• **Document text**
┄┄┄┄┄┄┄┄┄┄┄┄┄┄┄┄┄┄┄┄

Health Checks and Monitoring¶
Chapkit provides comprehensive health check capabilities for service monitoring, including one-time health checks and continuous streaming for real-time monitoring.
Quick Start¶
Enable health checks in your service:
from chapkit.api import ServiceBuilder, ServiceInfo
app = (
ServiceBuilder(info=ServiceInfo(display_name="My Service"))
.with_health() # Enables /health endpoint
.build()
)
Your service now exposes health endpoints at /health
and /health/$stream
.
Endpoints¶
One-Time Health Check¶
Endpoint: GET /health
Returns current health status in a single response:
Response:
Use Cases: - Kubernetes liveness/readiness probes - Load balancer health checks - Manual health verification - CI/CD deployment validation
Continuous Health Monitoring (SSE)¶
Endpoint: GET /health/$stream
Streams health status updates continuously using Server-Sent Events (SSE):
# Stream with default 1.0s interval
curl -N http://localhost:8000/health/\$stream
# Stream with custom 2.0s interval
curl -N "http://localhost:8000/health/\$stream?poll_interval=2.0"
Response Format (text/event-stream):
Query Parameters:
- poll_interval
(float): Seconds between health checks. Default: 1.0
Use Cases: - Real-time dashboard monitoring - Continuous integration tests - Service health visualization - Alert detection systems - Development/debugging
Note: Stream continues indefinitely until client disconnects. Use Ctrl+C to stop.
Custom Health Checks¶
Add custom health checks to monitor specific subsystems:
from chapkit.api import ServiceBuilder, ServiceInfo
from chapkit.core.api.routers.health import HealthState
async def check_database() -> tuple[HealthState, str | None]:
"""Check database connectivity."""

┄┄┄┄┄┄┄┄┄┄┄┄┄┄┄┄┄┄┄┄

• **Written task A**
Copy out the Chapkit health check page, everything from "Health Checks and Monitoring¶" down to "for real-time monitoring.", switching "comprehensive" to "extensive".
• **Written task B**
Using the Chapkit health check page, answer these:
(i) Which method and path does the one-time health check use?
(ii) What is the default value of poll_interval?
(iii) How long does the health stream continue?
The lines that follow come from a separate source.

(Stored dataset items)
┄┄┄┄┄┄┄┄┄┄┄┄┄┄┄┄┄┄┄┄

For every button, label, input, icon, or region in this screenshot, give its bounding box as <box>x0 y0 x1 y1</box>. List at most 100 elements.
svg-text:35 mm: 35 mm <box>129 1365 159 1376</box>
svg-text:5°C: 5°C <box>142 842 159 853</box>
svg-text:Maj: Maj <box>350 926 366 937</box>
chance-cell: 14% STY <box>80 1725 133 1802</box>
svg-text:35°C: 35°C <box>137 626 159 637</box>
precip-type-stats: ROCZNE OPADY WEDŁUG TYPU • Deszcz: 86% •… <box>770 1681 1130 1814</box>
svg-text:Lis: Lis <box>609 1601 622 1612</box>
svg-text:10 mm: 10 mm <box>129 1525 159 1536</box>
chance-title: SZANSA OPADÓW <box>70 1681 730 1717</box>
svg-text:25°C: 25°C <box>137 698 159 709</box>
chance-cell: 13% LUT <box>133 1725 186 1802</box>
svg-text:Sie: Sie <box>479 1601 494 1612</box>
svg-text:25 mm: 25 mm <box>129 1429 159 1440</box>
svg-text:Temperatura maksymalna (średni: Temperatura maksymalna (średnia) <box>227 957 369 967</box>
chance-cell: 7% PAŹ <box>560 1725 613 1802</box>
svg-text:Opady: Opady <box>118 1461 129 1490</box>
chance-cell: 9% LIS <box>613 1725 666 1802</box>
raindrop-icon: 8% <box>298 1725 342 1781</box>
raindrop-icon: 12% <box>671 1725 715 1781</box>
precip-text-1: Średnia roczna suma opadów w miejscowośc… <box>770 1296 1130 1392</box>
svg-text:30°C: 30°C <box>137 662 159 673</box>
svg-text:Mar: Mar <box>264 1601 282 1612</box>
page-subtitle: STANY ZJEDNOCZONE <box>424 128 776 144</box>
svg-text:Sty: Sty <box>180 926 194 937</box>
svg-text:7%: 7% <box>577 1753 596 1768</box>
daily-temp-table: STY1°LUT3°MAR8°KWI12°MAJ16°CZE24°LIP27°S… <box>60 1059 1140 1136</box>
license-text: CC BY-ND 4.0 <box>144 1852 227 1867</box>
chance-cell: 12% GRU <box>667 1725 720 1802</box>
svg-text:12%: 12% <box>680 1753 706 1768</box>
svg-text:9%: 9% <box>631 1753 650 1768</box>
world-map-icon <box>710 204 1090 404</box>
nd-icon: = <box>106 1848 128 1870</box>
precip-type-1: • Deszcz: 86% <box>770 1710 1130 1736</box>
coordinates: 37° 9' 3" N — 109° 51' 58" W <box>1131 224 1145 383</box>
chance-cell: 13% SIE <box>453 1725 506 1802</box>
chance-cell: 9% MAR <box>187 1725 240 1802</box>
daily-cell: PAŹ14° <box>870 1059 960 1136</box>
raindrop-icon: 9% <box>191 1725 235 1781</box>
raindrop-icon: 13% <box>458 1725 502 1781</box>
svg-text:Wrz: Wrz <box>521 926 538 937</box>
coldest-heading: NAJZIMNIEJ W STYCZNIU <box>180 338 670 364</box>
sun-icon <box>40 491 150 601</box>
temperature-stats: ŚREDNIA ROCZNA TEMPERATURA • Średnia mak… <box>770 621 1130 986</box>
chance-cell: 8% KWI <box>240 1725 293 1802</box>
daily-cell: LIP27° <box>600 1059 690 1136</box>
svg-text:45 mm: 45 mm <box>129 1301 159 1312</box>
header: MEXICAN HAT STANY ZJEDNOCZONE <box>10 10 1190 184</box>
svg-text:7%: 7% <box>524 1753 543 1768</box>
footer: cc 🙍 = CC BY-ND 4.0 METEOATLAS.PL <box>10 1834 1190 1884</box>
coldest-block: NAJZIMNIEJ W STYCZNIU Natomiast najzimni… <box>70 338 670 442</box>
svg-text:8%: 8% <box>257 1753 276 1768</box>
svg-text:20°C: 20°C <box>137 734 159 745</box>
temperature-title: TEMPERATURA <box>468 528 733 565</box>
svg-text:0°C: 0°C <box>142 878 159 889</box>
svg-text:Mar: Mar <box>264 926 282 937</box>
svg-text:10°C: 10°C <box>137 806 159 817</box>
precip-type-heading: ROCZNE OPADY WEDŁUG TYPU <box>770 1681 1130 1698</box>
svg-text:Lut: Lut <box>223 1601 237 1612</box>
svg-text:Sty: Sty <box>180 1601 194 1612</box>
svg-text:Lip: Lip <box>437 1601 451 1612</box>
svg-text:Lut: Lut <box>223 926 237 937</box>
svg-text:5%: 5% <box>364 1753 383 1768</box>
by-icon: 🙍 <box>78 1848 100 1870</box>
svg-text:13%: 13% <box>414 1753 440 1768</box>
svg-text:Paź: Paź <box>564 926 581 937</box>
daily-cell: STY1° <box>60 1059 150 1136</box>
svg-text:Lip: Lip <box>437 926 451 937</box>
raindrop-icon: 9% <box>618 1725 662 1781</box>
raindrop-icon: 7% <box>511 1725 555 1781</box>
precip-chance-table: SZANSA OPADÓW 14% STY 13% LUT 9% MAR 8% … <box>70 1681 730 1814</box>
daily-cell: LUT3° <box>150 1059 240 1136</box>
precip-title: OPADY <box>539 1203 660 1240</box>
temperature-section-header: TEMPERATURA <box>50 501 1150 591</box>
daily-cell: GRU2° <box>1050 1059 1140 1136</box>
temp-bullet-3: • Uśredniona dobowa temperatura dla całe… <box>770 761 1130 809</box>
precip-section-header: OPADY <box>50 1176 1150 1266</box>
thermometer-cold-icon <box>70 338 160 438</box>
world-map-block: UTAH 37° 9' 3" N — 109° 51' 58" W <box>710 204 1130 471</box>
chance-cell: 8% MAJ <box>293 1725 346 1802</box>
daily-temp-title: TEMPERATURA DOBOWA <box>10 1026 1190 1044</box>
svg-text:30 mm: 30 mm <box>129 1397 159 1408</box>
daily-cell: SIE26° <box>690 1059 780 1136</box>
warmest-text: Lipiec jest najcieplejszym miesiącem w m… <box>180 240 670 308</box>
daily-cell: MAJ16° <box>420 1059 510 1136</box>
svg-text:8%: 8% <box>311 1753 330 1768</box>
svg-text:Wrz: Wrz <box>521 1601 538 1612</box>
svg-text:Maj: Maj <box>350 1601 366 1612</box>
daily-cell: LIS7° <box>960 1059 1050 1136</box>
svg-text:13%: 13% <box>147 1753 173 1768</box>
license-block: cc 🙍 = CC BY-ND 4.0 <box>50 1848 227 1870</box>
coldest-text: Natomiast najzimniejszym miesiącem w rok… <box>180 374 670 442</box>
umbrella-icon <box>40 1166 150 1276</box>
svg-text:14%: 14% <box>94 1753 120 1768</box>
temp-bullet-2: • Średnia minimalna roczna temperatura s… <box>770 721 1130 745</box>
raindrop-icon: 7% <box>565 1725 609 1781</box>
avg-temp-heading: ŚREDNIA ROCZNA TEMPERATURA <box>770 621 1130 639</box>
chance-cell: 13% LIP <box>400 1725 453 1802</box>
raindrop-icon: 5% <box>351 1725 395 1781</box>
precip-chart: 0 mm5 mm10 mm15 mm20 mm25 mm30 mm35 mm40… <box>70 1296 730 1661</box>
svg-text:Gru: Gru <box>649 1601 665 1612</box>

┄┄┄┄┄┄┄┄┄┄┄┄┄┄┄┄┄┄┄┄

• **Final result A**
Health Checks and Monitoring¶
Chapkit provides extensive health check capabilities for service monitoring, including one-time health checks and continuous streaming for real-time monitoring.

• **Final result B**
(i) GET /health
(ii) 1.0 seconds
(iii) It continues indefinitely until the client disconnects.